Directive:
Write out every entry word for word.

Dataset content:
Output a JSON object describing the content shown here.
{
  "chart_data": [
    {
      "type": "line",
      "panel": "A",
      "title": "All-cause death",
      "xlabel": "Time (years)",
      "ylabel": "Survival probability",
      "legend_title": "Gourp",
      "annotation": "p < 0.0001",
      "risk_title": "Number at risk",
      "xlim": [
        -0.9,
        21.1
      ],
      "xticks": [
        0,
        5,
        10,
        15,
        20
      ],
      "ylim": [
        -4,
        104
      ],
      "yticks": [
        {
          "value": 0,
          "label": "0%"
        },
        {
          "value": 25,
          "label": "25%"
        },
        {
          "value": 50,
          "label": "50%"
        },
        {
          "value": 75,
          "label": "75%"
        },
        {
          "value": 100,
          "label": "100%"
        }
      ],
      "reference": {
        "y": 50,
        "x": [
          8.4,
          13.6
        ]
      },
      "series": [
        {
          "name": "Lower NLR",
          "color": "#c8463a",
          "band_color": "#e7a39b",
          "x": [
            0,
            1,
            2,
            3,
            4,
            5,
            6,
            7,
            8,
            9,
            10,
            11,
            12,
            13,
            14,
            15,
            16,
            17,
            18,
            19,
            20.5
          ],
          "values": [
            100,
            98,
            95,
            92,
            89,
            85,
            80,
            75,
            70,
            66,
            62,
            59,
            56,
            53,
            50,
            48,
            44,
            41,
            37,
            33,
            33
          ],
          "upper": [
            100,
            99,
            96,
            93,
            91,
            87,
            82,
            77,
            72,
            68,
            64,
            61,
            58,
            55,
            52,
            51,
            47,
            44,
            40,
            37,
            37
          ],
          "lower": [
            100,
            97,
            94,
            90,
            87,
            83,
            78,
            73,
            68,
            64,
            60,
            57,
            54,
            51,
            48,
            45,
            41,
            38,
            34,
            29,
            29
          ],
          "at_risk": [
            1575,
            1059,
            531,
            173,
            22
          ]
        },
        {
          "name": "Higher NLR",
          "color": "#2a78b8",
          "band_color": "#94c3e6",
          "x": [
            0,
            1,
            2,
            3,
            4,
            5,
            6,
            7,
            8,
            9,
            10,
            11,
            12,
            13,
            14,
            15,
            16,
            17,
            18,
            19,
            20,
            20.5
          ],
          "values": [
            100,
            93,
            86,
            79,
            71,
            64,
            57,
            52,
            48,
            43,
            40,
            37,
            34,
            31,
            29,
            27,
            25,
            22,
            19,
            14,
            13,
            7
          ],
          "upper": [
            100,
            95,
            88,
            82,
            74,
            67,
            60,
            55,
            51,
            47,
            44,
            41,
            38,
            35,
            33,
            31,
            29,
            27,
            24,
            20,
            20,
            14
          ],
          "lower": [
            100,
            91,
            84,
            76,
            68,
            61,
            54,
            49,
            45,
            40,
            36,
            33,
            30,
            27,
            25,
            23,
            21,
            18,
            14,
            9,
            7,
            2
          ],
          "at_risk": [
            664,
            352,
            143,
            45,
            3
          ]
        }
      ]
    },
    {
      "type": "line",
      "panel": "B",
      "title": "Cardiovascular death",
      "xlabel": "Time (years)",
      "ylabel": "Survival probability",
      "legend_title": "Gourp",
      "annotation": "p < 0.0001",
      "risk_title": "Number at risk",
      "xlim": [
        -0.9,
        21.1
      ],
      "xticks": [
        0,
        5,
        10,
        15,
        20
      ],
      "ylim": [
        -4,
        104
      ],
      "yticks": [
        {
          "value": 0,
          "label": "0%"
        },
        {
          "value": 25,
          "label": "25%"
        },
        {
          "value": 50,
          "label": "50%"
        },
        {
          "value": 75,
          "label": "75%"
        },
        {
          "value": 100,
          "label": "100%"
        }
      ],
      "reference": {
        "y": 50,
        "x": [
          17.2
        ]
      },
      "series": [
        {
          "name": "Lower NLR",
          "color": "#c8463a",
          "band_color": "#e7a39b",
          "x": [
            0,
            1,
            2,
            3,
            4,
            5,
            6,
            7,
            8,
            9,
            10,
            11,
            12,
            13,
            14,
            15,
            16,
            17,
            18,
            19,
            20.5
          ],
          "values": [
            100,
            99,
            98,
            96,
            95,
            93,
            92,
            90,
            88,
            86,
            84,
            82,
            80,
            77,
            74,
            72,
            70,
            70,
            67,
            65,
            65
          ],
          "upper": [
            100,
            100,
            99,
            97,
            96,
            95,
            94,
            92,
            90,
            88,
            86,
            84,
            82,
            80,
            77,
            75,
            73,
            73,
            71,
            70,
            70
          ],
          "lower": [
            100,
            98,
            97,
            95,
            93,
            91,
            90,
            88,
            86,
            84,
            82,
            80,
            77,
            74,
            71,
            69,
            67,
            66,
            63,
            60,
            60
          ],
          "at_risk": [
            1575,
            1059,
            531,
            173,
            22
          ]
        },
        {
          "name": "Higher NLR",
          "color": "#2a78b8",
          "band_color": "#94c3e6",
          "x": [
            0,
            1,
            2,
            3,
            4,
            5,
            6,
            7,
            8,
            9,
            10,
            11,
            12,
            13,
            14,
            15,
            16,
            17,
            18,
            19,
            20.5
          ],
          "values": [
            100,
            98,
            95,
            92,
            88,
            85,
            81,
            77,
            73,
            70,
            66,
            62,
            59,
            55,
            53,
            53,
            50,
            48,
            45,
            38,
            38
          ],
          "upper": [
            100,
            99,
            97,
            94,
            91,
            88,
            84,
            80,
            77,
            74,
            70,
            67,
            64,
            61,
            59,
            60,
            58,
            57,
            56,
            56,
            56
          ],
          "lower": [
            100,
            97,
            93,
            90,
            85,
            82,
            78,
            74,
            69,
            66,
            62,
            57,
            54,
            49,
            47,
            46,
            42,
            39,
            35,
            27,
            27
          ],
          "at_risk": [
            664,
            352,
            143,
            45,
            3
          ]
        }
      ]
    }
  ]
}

Result:
Output a JSON object describing the content shown here.
{
  "chart_data": [
    {
      "type": "line",
      "panel": "A",
      "title": "All-cause death",
      "xlabel": "Time (years)",
      "ylabel": "Survival probability",
      "legend_title": "Gourp",
      "annotation": "p < 0.0001",
      "risk_title": "Number at risk",
      "xlim": [
        -0.9,
        21.1
      ],
      "xticks": [
        0,
        5,
        10,
        15,
        20
      ],
      "ylim": [
        -4,
        104
      ],
      "yticks": [
        {
          "value": 0,
          "label": "0%"
        },
        {
          "value": 25,
          "label": "25%"
        },
        {
          "value": 50,
          "label": "50%"
        },
        {
          "value": 75,
          "label": "75%"
        },
        {
          "value": 100,
          "label": "100%"
        }
      ],
      "reference": {
        "y": 50,
        "x": [
          8.4,
          13.6
        ]
      },
      "series": [
        {
          "name": "Lower NLR",
          "color": "#c8463a",
          "band_color": "#e7a39b",
          "x": [
            0,
            1,
            2,
            3,
            4,
            5,
            6,
            7,
            8,
            9,
            10,
            11,
            12,
            13,
            14,
            15,
            16,
            17,
            18,
            19,
            20.5
          ],
          "values": [
            100,
            98,
            95,
            92,
            89,
            85,
            80,
            75,
            70,
            66,
            62,
            59,
            56,
            53,
            50,
            48,
            44,
            41,
            37,
            33,
            33
          ],
          "upper": [
            100,
            99,
            96,
            93,
            91,
            87,
            82,
            77,
            72,
            68,
            64,
            61,
            58,
            55,
            52,
            51,
            47,
            44,
            40,
            37,
            37
          ],
          "lower": [
            100,
            97,
            94,
            90,
            87,
            83,
            78,
            73,
            68,
            64,
            60,
            57,
            54,
            51,
            48,
            45,
            41,
            38,
            34,
            29,
            29
          ],
          "at_risk": [
            1575,
            1059,
            531,
            173,
            22
          ]
        },
        {
          "name": "Higher NLR",
          "color": "#2a78b8",
          "band_color": "#94c3e6",
          "x": [
            0,
            1,
            2,
            3,
            4,
            5,
            6,
            7,
            8,
            9,
            10,
            11,
            12,
            13,
            14,
            15,
            16,
            17,
            18,
            19,
            20,
            20.5
          ],
          "values": [
            100,
            93,
            86,
            79,
            71,
            64,
            57,
            52,
            48,
            43,
            40,
            37,
            34,
            31,
            29,
            27,
            25,
            22,
            19,
            14,
            13,
            7
          ],
          "upper": [
            100,
            95,
            88,
            82,
            74,
            67,
            60,
            55,
            51,
            47,
            44,
            41,
            38,
            35,
            33,
            31,
            29,
            27,
            24,
            20,
            20,
            14
          ],
          "lower": [
            100,
            91,
            84,
            76,
            68,
            61,
            54,
            49,
            45,
            40,
            36,
            33,
            30,
            27,
            25,
            23,
            21,
            18,
            14,
            9,
            7,
            2
          ],
          "at_risk": [
            664,
            352,
            143,
            45,
            3
          ]
        }
      ]
    },
    {
      "type": "line",
      "panel": "B",
      "title": "Cardiovascular death",
      "xlabel": "Time (years)",
      "ylabel": "Survival probability",
      "legend_title": "Gourp",
      "annotation": "p < 0.0001",
      "risk_title": "Number at risk",
      "xlim": [
        -0.9,
        21.1
      ],
      "xticks": [
        0,
        5,
        10,
        15,
        20
      ],
      "ylim": [
        -4,
        104
      ],
      "yticks": [
        {
          "value": 0,
          "label": "0%"
        },
        {
          "value": 25,
          "label": "25%"
        },
        {
          "value": 50,
          "label": "50%"
        },
        {
          "value": 75,
          "label": "75%"
        },
        {
          "value": 100,
          "label": "100%"
        }
      ],
      "reference": {
        "y": 50,
        "x": [
          17.2
        ]
      },
      "series": [
        {
          "name": "Lower NLR",
          "color": "#c8463a",
          "band_color": "#e7a39b",
          "x": [
            0,
            1,
            2,
            3,
            4,
            5,
            6,
            7,
            8,
            9,
            10,
            11,
            12,
            13,
            14,
            15,
            16,
            17,
            18,
            19,
            20.5
          ],
          "values": [
            100,
            99,
            98,
            96,
            95,
            93,
            92,
            90,
            88,
            86,
            84,
            82,
            80,
            77,
            74,
            72,
            70,
            70,
            67,
            65,
            65
          ],
          "upper": [
            100,
            100,
            99,
            97,
            96,
            95,
            94,
            92,
            90,
            88,
            86,
            84,
            82,
            80,
            77,
            75,
            73,
            73,
            71,
            70,
            70
          ],
          "lower": [
            100,
            98,
            97,
            95,
            93,
            91,
            90,
            88,
            86,
            84,
            82,
            80,
            77,
            74,
            71,
            69,
            67,
            66,
            63,
            60,
            60
          ],
          "at_risk": [
            1575,
            1059,
            531,
            173,
            22
          ]
        },
        {
          "name": "Higher NLR",
          "color": "#2a78b8",
          "band_color": "#94c3e6",
          "x": [
            0,
            1,
            2,
            3,
            4,
            5,
            6,
            7,
            8,
            9,
            10,
            11,
            12,
            13,
            14,
            15,
            16,
            17,
            18,
            19,
            20.5
          ],
          "values": [
            100,
            98,
            95,
            92,
            88,
            85,
            81,
            77,
            73,
            70,
            66,
            62,
            59,
            55,
            53,
            53,
            50,
            48,
            45,
            38,
            38
          ],
          "upper": [
            100,
            99,
            97,
            94,
            91,
            88,
            84,
            80,
            77,
            74,
            70,
            67,
            64,
            61,
            59,
            60,
            58,
            57,
            56,
            56,
            56
          ],
          "lower": [
            100,
            97,
            93,
            90,
            85,
            82,
            78,
            74,
            69,
            66,
            62,
            57,
            54,
            49,
            47,
            46,
            42,
            39,
            35,
            27,
            27
          ],
          "at_risk": [
            664,
            352,
            143,
            45,
            3
          ]
        }
      ]
    }
  ]
}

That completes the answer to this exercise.